WORK TO BE COMPLETED
Set every entry below down once more, exactly as it stands, without images.

PROVIDED DATA Start Marker

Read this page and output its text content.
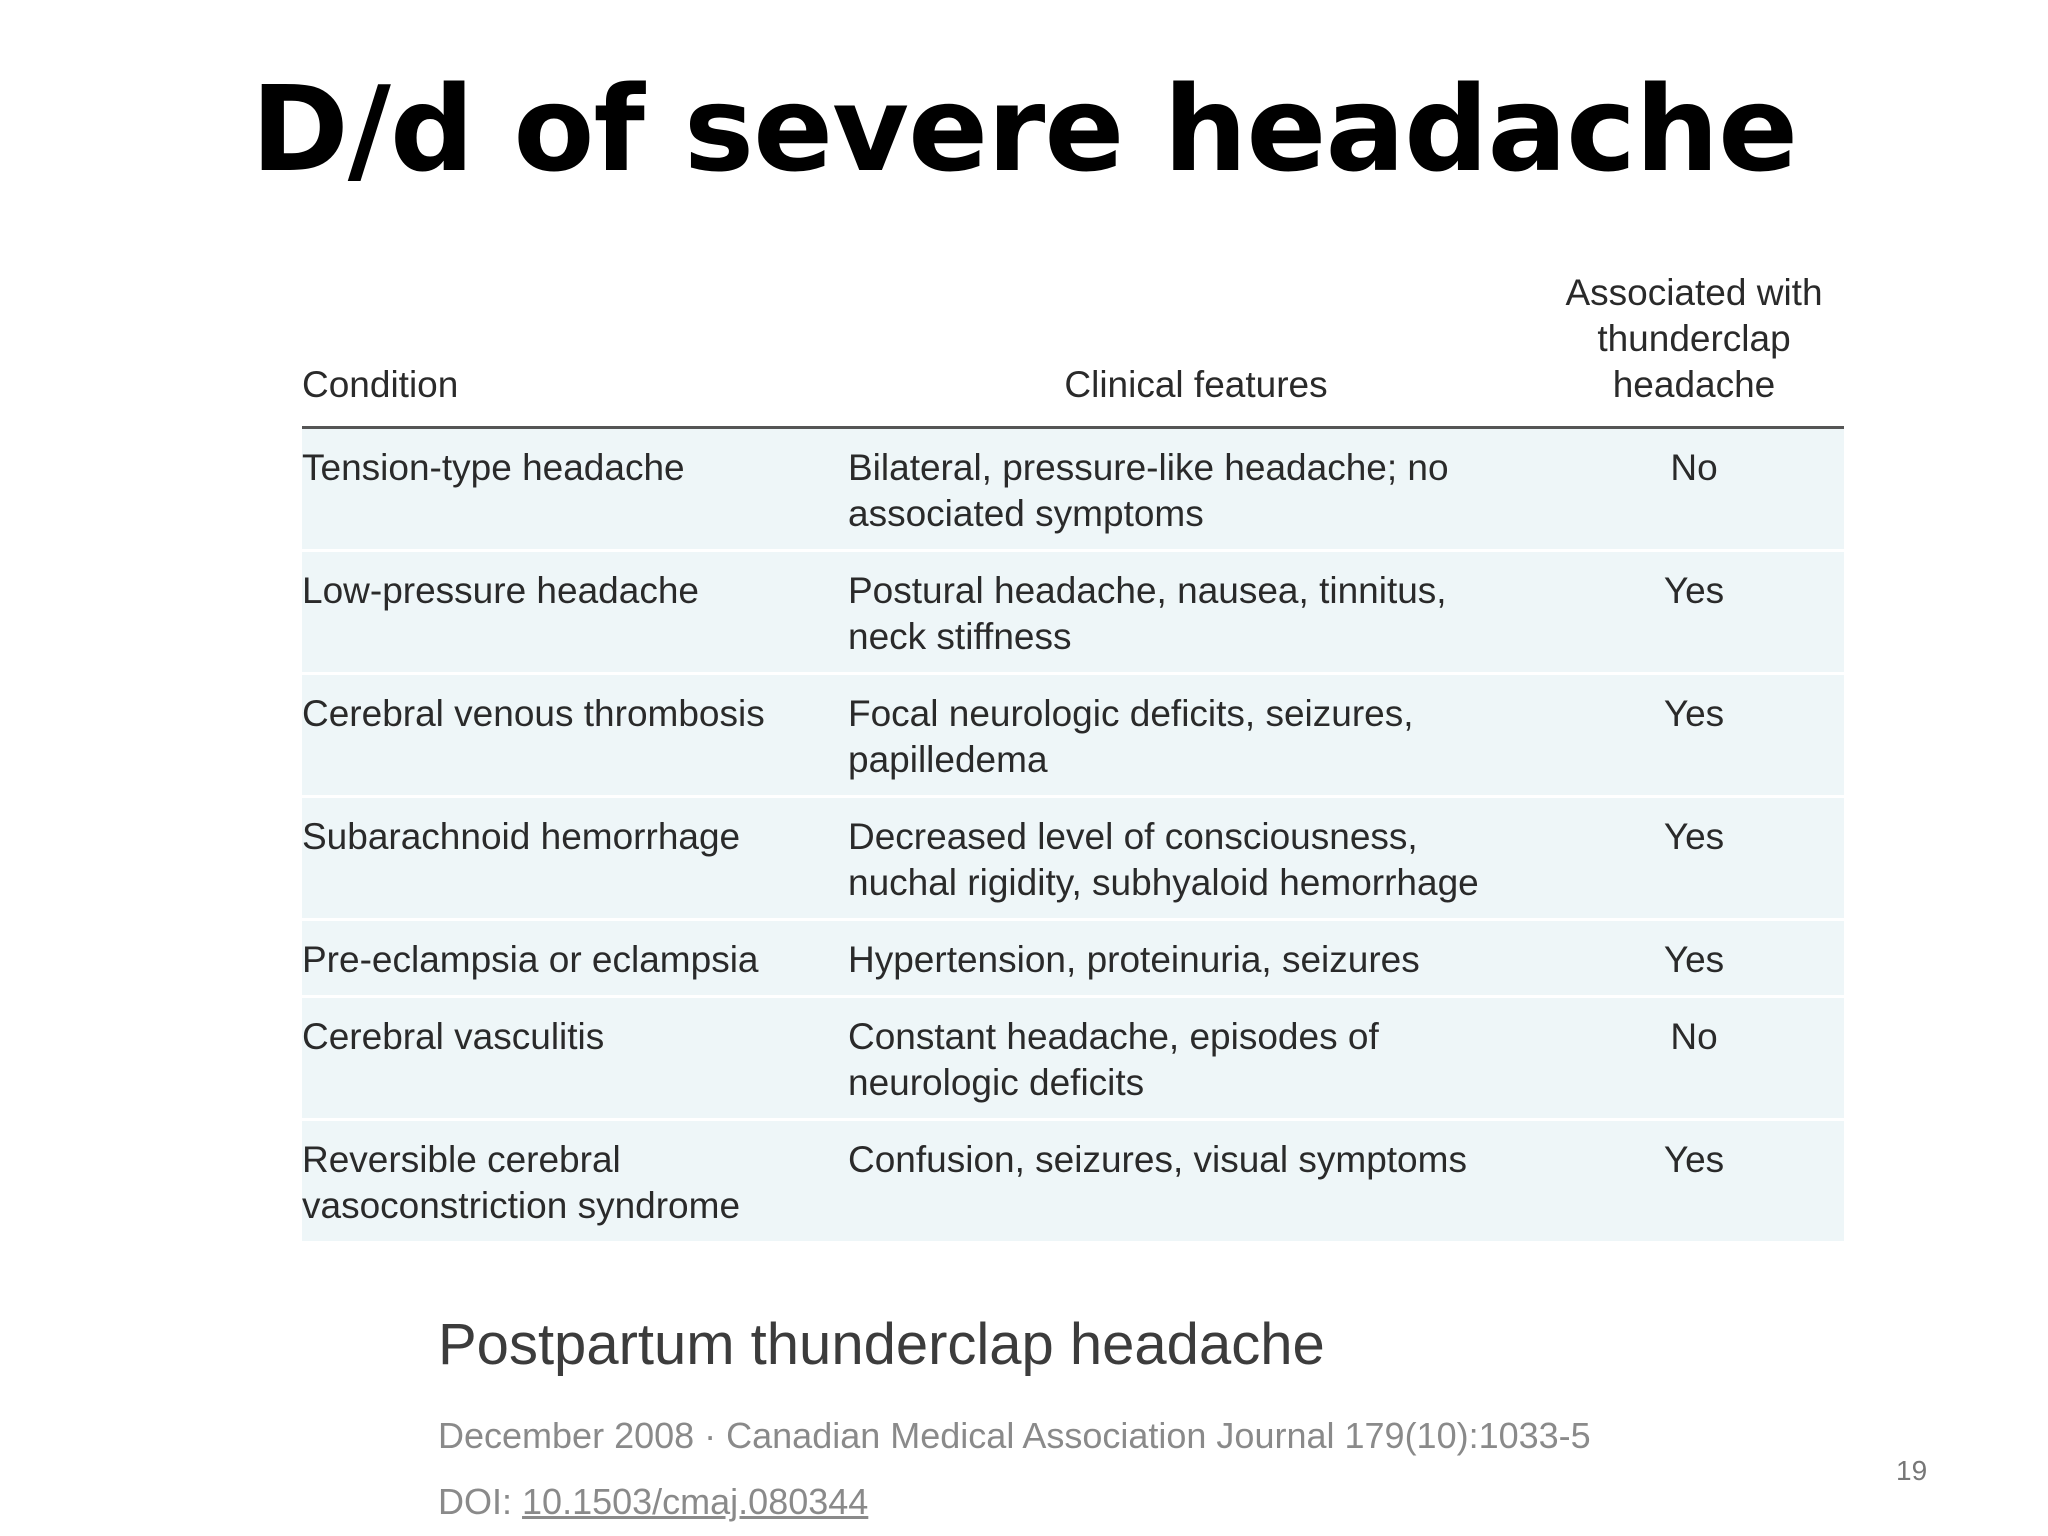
D/d of severe headache
Condition	Clinical features	Associated with thunderclap headache
Tension-type headache	Bilateral, pressure-like headache; no associated symptoms	No
Low-pressure headache	Postural headache, nausea, tinnitus, neck stiffness	Yes
Cerebral venous thrombosis	Focal neurologic deficits, seizures, papilledema	Yes
Subarachnoid hemorrhage	Decreased level of consciousness, nuchal rigidity, subhyaloid hemorrhage	Yes
Pre-eclampsia or eclampsia	Hypertension, proteinuria, seizures	Yes
Cerebral vasculitis	Constant headache, episodes of neurologic deficits	No
Reversible cerebral vasoconstriction syndrome	Confusion, seizures, visual symptoms	Yes
Postpartum thunderclap headache
December 2008 · Canadian Medical Association Journal 179(10):1033-5
DOI: 10.1503/cmaj.080344
19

PROVIDED DATA End Marker

EXERCISE RESULT
Read this page and output its text content.
D/d of severe headache
Condition	Clinical features	Associated with thunderclap headache
Tension-type headache	Bilateral, pressure-like headache; no associated symptoms	No
Low-pressure headache	Postural headache, nausea, tinnitus, neck stiffness	Yes
Cerebral venous thrombosis	Focal neurologic deficits, seizures, papilledema	Yes
Subarachnoid hemorrhage	Decreased level of consciousness, nuchal rigidity, subhyaloid hemorrhage	Yes
Pre-eclampsia or eclampsia	Hypertension, proteinuria, seizures	Yes
Cerebral vasculitis	Constant headache, episodes of neurologic deficits	No
Reversible cerebral vasoconstriction syndrome	Confusion, seizures, visual symptoms	Yes
Postpartum thunderclap headache
December 2008 · Canadian Medical Association Journal 179(10):1033-5
DOI: 10.1503/cmaj.080344
19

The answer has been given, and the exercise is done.